[Task directions]: Look through the data below and work out how many lines contain the string "спецификация". Give the number alone.

[Data listing]:

━━━━━━━━

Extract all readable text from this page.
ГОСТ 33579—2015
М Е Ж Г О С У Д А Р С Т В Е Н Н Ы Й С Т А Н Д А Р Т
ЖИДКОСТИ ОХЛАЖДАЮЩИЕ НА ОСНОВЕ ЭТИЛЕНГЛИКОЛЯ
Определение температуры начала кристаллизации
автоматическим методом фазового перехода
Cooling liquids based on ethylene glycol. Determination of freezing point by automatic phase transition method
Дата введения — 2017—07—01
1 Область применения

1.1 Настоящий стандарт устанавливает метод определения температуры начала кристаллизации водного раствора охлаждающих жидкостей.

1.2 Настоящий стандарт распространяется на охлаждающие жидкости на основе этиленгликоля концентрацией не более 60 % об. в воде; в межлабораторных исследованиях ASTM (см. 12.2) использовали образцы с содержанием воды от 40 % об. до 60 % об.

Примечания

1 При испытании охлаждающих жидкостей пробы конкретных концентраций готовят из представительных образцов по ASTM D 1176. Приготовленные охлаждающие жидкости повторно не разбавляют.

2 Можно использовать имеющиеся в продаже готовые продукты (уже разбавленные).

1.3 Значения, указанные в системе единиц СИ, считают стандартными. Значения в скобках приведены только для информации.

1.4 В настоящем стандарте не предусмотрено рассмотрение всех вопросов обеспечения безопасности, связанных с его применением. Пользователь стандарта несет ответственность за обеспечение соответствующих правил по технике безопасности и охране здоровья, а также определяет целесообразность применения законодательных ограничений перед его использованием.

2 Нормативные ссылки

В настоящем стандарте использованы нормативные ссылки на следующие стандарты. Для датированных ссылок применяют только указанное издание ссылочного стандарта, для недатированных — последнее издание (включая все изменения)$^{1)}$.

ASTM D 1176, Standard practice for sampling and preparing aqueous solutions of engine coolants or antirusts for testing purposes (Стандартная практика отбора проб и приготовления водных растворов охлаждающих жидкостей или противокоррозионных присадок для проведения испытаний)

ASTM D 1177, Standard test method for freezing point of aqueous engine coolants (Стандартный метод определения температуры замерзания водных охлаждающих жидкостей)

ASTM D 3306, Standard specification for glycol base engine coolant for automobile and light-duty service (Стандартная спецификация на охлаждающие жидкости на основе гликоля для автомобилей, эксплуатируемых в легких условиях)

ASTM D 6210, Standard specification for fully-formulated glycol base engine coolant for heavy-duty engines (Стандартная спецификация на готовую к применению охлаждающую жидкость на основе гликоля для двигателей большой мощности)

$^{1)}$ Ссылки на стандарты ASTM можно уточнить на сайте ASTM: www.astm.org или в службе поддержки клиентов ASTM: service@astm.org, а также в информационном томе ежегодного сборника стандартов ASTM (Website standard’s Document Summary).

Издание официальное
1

━━━━━━━━

[Result of this task]: 2